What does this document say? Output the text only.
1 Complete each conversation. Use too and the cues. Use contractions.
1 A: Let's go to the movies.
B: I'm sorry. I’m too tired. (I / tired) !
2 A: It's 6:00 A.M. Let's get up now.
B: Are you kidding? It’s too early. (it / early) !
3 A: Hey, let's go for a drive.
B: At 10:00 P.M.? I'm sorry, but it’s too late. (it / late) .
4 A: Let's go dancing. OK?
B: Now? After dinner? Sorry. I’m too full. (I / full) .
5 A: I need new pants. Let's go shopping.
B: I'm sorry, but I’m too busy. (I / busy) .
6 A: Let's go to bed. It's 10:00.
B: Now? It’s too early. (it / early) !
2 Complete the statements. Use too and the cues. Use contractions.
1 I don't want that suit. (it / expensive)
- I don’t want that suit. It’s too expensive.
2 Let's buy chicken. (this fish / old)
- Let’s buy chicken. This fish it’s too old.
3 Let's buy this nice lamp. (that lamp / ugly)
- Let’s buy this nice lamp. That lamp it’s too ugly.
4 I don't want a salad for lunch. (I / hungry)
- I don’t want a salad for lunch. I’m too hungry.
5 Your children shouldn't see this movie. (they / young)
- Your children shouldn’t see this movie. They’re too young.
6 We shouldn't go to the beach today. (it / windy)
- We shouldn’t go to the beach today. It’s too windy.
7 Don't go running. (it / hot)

*Written instruction*: Pull out all lines containing "fish".

*In response*:
2 Let's buy chicken. (this fish / old)
- Let’s buy chicken. This fish it’s too old.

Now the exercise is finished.